• _WORKING DATA_

——

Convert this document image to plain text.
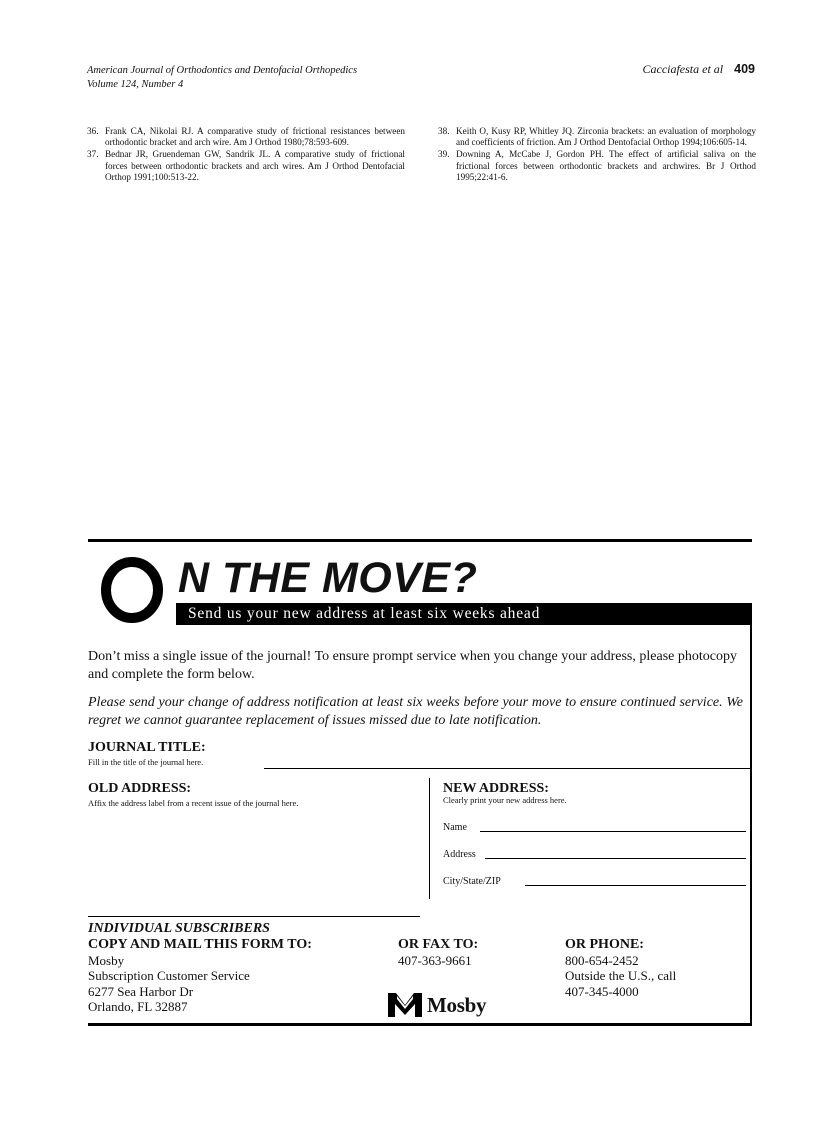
American Journal of Orthodontics and Dentofacial Orthopedics
Volume 124, Number 4
Cacciafesta et al 409
36. Frank CA, Nikolai RJ. A comparative study of frictional resistances between orthodontic bracket and arch wire. Am J Orthod 1980;78:593-609.
37. Bednar JR, Gruendeman GW, Sandrik JL. A comparative study of frictional forces between orthodontic brackets and arch wires. Am J Orthod Dentofacial Orthop 1991;100:513-22.
38. Keith O, Kusy RP, Whitley JQ. Zirconia brackets: an evaluation of morphology and coefficients of friction. Am J Orthod Dentofacial Orthop 1994;106:605-14.
39. Downing A, McCabe J, Gordon PH. The effect of artificial saliva on the frictional forces between orthodontic brackets and archwires. Br J Orthod 1995;22:41-6.
N THE MOVE?
Send us your new address at least six weeks ahead
Don’t miss a single issue of the journal! To ensure prompt service when you change your address, please photocopy and complete the form below.
Please send your change of address notification at least six weeks before your move to ensure continued service. We regret we cannot guarantee replacement of issues missed due to late notification.
JOURNAL TITLE:
Fill in the title of the journal here.
OLD ADDRESS:
Affix the address label from a recent issue of the journal here.
NEW ADDRESS:
Clearly print your new address here.
Name
Address
City/State/ZIP
INDIVIDUAL SUBSCRIBERS
COPY AND MAIL THIS FORM TO:
Mosby
Subscription Customer Service
6277 Sea Harbor Dr
Orlando, FL 32887
OR FAX TO:
407-363-9661
OR PHONE:
800-654-2452
Outside the U.S., call
407-345-4000
Mosby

——

• _TASK DIRECTIONS_
All of the lines above should be retyped precisely, apart from the pictures.

• _REPLY_
Convert this document image to plain text.
American Journal of Orthodontics and Dentofacial Orthopedics
Volume 124, Number 4
Cacciafesta et al 409
36. Frank CA, Nikolai RJ. A comparative study of frictional resistances between orthodontic bracket and arch wire. Am J Orthod 1980;78:593-609.
37. Bednar JR, Gruendeman GW, Sandrik JL. A comparative study of frictional forces between orthodontic brackets and arch wires. Am J Orthod Dentofacial Orthop 1991;100:513-22.
38. Keith O, Kusy RP, Whitley JQ. Zirconia brackets: an evaluation of morphology and coefficients of friction. Am J Orthod Dentofacial Orthop 1994;106:605-14.
39. Downing A, McCabe J, Gordon PH. The effect of artificial saliva on the frictional forces between orthodontic brackets and archwires. Br J Orthod 1995;22:41-6.
N THE MOVE?
Send us your new address at least six weeks ahead
Don’t miss a single issue of the journal! To ensure prompt service when you change your address, please photocopy and complete the form below.
Please send your change of address notification at least six weeks before your move to ensure continued service. We regret we cannot guarantee replacement of issues missed due to late notification.
JOURNAL TITLE:
Fill in the title of the journal here.
OLD ADDRESS:
Affix the address label from a recent issue of the journal here.
NEW ADDRESS:
Clearly print your new address here.
Name
Address
City/State/ZIP
INDIVIDUAL SUBSCRIBERS
COPY AND MAIL THIS FORM TO:
Mosby
Subscription Customer Service
6277 Sea Harbor Dr
Orlando, FL 32887
OR FAX TO:
407-363-9661
OR PHONE:
800-654-2452
Outside the U.S., call
407-345-4000
Mosby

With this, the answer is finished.